— Task directions —
What is the count of lines in the listing below that hold the string "Accuracy"? Reply with that number alone.
╔══
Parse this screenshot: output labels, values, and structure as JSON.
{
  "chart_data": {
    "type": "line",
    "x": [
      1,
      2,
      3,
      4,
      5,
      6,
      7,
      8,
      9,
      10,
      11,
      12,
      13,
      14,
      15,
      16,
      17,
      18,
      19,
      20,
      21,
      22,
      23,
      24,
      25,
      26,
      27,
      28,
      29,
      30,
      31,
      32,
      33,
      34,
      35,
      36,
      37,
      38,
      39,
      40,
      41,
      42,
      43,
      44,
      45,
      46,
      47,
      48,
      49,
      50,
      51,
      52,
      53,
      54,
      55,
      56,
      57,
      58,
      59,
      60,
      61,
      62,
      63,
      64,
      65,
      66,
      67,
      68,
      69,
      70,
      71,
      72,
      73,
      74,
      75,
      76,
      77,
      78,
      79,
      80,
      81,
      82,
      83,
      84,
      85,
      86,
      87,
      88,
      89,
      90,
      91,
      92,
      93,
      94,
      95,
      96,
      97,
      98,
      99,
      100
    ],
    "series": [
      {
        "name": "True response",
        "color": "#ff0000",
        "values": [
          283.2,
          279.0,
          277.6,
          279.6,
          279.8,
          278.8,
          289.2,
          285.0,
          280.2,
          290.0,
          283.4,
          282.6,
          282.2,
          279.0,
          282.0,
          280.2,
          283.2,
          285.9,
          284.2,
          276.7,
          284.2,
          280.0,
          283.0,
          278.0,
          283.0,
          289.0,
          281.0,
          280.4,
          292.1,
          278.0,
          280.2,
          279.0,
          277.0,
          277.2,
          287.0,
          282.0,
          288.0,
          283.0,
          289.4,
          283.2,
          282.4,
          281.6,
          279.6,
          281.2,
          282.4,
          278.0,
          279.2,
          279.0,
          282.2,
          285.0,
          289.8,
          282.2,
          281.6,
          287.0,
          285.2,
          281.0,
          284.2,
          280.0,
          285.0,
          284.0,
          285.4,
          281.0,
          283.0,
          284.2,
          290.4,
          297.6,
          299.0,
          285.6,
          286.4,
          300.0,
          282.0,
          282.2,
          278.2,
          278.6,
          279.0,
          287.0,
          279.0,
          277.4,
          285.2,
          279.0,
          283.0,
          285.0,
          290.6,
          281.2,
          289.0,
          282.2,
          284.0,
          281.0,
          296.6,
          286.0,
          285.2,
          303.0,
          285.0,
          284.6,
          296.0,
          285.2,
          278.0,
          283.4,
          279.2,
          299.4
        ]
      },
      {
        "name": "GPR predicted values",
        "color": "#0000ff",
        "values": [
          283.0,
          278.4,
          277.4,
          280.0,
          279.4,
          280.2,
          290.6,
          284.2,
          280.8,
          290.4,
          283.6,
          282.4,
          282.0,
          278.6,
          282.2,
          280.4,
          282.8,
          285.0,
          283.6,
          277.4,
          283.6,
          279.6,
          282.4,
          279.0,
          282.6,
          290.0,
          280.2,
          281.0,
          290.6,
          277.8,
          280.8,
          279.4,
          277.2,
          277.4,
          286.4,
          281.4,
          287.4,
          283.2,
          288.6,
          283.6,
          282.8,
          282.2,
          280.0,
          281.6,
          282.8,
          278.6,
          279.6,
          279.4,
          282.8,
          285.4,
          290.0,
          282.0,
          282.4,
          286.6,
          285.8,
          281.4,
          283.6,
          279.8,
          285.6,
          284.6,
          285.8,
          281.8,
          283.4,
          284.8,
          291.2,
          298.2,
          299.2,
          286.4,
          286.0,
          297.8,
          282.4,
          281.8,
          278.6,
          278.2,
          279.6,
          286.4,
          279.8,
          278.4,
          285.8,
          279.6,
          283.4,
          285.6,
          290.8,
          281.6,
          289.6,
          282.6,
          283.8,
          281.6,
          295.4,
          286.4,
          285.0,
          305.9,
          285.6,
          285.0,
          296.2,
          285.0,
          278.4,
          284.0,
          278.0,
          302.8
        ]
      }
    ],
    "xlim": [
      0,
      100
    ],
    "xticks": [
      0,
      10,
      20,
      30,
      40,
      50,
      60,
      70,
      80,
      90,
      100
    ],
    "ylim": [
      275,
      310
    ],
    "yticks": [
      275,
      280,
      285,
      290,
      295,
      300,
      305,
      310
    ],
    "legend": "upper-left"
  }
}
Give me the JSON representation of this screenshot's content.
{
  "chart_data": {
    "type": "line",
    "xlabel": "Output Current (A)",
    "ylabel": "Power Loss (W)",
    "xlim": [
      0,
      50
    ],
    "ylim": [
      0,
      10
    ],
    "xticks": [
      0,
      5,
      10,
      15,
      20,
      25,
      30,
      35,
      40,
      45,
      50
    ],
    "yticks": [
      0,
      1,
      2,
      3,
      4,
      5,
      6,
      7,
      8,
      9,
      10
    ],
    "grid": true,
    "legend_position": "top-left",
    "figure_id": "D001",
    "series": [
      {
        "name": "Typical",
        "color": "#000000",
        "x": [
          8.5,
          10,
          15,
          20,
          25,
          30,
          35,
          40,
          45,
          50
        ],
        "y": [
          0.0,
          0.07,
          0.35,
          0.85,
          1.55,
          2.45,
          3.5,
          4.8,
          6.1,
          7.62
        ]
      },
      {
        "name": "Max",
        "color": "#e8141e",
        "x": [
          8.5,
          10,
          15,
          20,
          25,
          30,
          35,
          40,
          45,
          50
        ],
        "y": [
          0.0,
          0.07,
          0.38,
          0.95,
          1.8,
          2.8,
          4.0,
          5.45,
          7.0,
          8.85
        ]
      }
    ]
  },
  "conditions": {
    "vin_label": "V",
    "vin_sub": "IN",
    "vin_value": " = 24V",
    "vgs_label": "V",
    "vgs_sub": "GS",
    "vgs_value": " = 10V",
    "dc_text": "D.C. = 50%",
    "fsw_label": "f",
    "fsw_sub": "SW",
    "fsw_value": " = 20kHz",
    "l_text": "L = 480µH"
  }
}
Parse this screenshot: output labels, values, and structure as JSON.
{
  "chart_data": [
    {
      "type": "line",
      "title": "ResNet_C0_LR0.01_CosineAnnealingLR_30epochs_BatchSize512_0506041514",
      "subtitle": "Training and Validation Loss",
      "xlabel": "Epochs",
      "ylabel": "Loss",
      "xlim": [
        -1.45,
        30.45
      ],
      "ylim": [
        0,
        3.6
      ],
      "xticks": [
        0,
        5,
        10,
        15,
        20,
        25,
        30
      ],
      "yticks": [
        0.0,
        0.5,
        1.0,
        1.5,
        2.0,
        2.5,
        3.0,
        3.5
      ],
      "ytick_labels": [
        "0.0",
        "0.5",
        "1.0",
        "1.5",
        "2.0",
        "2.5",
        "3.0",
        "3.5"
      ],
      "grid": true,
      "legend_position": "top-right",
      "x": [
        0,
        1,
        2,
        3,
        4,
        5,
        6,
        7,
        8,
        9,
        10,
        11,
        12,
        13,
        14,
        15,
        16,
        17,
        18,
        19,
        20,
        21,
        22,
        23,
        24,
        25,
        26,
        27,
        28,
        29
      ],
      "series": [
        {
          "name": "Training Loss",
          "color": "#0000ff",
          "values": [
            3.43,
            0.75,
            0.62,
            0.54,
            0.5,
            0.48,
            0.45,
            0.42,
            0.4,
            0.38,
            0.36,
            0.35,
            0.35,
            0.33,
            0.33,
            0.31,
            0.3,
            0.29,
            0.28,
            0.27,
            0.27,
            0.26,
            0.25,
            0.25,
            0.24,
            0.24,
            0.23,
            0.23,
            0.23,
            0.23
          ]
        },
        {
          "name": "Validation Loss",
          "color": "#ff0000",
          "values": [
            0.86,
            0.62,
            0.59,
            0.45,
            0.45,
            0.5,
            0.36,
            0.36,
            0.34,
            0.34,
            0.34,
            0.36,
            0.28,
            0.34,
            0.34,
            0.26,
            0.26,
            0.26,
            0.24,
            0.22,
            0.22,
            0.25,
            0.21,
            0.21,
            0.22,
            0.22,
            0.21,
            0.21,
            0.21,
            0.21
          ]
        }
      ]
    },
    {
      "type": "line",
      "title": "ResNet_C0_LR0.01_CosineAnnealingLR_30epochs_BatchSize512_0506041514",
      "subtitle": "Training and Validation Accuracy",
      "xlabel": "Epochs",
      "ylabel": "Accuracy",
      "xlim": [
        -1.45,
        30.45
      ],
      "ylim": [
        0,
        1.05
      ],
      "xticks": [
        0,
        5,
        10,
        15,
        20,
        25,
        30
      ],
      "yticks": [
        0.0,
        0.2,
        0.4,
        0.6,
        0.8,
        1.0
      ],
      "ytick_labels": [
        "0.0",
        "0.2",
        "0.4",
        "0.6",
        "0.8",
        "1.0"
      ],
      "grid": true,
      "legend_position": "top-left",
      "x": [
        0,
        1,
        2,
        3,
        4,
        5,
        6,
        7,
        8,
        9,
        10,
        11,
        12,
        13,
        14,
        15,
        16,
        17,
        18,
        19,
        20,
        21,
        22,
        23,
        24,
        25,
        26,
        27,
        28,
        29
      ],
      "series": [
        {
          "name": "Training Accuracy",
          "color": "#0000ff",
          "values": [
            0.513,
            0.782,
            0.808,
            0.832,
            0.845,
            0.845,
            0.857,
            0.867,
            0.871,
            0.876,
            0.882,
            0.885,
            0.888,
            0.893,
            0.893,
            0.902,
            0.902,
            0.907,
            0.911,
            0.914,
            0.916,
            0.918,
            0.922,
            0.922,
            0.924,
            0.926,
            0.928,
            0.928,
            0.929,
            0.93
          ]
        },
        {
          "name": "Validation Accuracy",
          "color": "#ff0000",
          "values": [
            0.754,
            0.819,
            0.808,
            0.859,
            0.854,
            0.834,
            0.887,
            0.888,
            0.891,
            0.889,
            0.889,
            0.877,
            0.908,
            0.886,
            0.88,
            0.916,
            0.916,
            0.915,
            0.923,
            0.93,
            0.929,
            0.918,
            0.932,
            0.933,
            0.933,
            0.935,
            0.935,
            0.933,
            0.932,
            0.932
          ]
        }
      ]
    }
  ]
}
╚══
— Task solution —
4